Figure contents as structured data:
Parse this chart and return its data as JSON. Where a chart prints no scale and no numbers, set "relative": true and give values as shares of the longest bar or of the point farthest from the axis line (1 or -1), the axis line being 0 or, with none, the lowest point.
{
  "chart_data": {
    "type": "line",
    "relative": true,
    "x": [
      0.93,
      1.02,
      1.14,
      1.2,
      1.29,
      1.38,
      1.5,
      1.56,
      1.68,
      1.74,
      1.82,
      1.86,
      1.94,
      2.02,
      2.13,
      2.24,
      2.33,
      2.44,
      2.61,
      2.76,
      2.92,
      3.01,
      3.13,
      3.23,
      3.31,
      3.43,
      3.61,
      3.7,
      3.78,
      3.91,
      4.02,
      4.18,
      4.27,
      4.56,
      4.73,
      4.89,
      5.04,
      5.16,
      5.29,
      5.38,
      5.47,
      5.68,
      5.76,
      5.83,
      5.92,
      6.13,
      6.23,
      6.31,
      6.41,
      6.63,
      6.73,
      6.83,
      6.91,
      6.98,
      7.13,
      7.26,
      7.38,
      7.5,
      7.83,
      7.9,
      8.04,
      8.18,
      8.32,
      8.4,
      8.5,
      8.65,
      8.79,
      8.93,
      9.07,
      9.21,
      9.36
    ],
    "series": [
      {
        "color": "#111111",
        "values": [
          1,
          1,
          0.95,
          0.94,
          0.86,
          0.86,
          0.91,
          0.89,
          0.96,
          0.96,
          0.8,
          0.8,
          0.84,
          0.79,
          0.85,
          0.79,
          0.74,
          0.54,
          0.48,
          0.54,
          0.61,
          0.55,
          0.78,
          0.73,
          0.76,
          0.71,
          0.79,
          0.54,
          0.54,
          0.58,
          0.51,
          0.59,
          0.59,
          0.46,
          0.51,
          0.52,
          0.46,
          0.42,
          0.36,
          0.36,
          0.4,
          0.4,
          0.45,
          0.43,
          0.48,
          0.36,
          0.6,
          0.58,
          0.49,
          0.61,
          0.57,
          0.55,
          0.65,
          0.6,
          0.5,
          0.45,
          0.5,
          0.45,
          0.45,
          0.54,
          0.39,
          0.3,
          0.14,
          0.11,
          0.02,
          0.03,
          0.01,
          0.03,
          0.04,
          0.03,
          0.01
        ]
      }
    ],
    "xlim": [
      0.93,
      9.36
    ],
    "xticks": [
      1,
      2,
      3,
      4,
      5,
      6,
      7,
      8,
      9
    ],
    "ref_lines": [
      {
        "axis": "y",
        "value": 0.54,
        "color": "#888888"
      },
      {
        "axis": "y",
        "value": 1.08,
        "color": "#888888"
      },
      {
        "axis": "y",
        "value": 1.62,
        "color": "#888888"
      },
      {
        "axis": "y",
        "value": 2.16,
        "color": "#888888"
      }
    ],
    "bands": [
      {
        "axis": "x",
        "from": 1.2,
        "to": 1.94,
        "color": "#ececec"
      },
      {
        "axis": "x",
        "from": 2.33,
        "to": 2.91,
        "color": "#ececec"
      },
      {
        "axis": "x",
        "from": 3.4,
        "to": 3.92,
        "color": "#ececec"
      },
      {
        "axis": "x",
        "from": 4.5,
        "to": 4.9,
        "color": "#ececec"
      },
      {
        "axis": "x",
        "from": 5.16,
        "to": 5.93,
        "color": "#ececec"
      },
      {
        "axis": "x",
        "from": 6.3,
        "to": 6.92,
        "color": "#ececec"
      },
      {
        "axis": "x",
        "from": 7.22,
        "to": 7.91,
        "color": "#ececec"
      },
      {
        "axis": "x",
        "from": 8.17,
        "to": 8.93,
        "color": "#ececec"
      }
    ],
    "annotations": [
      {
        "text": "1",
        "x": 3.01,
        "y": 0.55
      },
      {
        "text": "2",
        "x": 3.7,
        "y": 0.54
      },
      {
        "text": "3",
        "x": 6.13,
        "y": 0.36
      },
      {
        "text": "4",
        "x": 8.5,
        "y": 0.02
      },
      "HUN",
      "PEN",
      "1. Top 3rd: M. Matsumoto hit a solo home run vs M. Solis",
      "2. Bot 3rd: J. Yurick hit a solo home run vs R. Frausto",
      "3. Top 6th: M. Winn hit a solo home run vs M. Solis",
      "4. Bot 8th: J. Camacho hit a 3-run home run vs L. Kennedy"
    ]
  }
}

_What you should do_
Across the preceding material, how many lines contain the word "home"? State the number alone.

_Worked solution_
4